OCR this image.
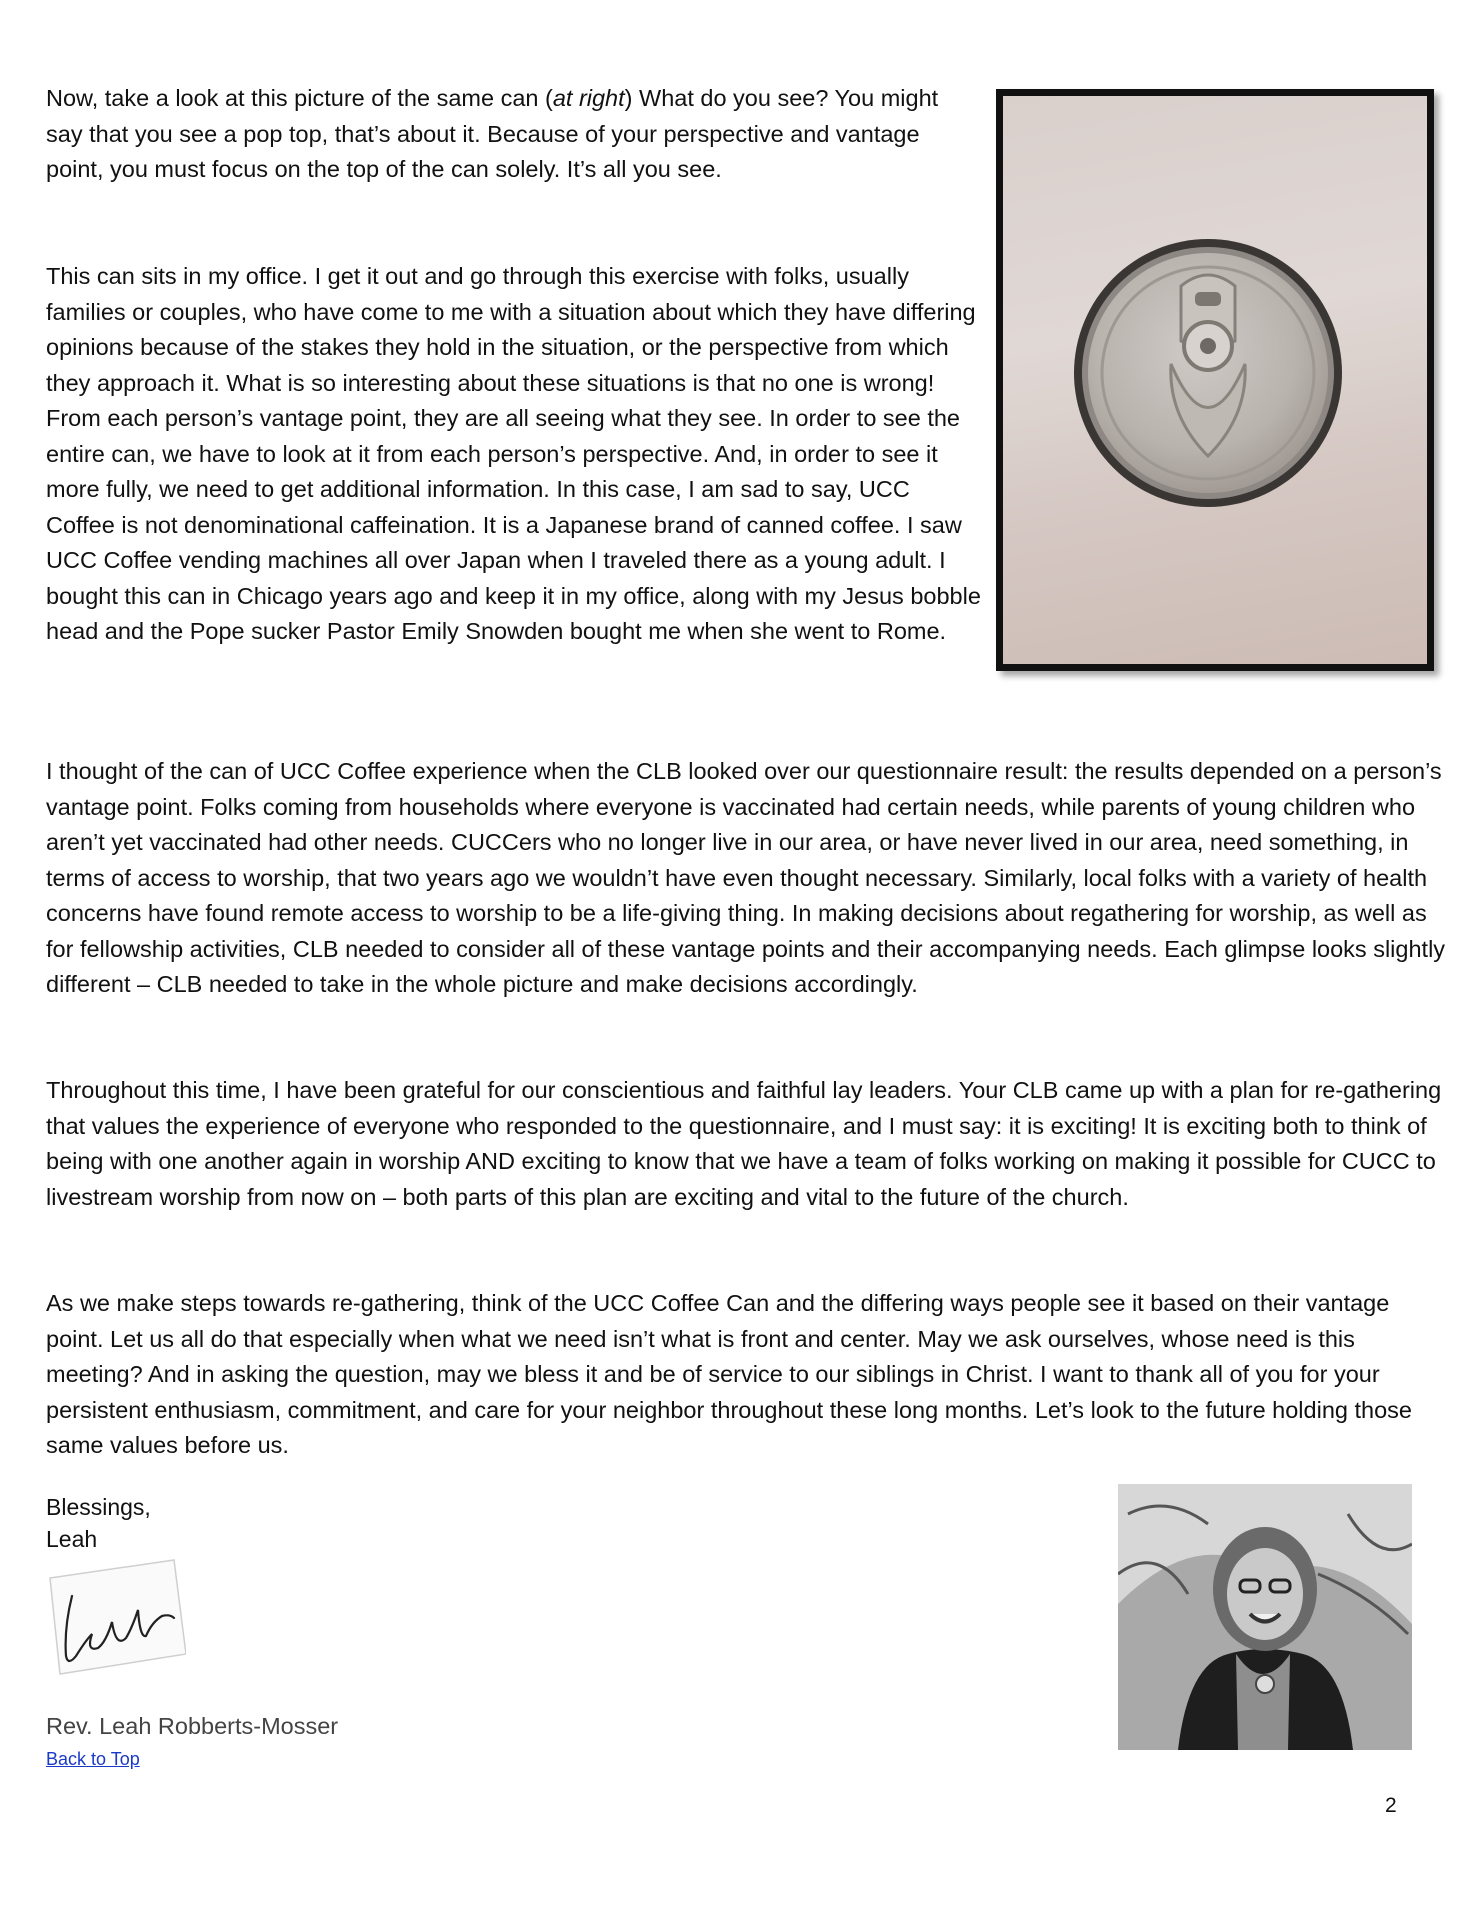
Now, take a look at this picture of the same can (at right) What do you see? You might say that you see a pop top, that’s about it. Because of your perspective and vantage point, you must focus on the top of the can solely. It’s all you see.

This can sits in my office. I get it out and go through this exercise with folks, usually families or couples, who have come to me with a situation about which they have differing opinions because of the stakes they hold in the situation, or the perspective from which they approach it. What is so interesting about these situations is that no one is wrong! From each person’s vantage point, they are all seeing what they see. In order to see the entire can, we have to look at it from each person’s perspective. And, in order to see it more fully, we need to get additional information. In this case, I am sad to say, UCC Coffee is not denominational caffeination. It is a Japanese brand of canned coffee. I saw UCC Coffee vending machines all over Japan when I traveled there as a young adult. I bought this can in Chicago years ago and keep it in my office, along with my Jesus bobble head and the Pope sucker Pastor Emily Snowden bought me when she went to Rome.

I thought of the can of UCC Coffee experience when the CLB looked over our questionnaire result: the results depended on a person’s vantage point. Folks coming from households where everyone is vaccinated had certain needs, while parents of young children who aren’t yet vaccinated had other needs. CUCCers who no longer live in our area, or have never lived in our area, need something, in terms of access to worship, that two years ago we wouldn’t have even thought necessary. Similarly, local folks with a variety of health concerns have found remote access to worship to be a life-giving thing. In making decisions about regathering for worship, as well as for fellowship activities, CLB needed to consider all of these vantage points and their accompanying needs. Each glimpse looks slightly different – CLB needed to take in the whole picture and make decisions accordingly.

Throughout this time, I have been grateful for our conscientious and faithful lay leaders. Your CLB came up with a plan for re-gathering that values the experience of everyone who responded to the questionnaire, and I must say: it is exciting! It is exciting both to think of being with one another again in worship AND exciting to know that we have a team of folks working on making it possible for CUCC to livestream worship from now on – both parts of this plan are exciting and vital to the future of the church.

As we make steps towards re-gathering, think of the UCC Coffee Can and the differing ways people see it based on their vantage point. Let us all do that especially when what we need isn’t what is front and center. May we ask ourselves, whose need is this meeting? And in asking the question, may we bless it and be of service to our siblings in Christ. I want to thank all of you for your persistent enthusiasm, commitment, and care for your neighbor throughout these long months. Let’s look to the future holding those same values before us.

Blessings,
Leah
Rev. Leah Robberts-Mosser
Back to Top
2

-*-*-

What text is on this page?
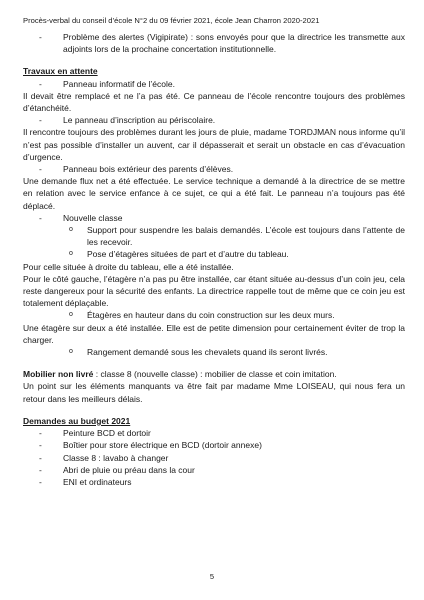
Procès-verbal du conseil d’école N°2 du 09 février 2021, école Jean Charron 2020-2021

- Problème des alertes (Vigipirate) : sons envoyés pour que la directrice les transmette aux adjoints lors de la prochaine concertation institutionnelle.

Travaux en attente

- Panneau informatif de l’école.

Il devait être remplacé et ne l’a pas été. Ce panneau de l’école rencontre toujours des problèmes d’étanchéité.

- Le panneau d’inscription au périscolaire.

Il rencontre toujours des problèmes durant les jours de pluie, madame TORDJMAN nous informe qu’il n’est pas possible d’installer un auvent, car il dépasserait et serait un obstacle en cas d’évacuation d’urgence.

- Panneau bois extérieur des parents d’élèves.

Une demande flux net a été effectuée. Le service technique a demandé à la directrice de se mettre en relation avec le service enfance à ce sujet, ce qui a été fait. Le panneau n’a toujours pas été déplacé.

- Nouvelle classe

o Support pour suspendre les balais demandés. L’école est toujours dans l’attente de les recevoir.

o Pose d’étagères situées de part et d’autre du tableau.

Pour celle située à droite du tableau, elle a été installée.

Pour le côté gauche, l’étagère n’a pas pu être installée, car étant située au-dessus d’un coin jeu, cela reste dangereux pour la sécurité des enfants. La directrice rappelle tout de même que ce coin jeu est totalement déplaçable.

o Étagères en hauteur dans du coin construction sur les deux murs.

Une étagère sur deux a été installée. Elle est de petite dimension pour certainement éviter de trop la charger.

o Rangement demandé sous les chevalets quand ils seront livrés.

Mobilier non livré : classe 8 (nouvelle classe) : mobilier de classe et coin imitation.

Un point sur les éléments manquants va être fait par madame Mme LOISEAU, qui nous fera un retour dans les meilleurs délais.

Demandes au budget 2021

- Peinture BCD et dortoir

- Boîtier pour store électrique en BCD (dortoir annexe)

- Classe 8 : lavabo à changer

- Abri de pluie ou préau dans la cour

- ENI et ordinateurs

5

-*-*-

§ **TASK REQUIREMENTS**
Out of the material above, gather each line where "coin" appears.

§ **ANSWER TO THE TASK**
Pour le côté gauche, l’étagère n’a pas pu être installée, car étant située au-dessus d’un coin jeu, cela reste dangereux pour la sécurité des enfants. La directrice rappelle tout de même que ce coin jeu est totalement déplaçable.
o Étagères en hauteur dans du coin construction sur les deux murs.
Mobilier non livré : classe 8 (nouvelle classe) : mobilier de classe et coin imitation.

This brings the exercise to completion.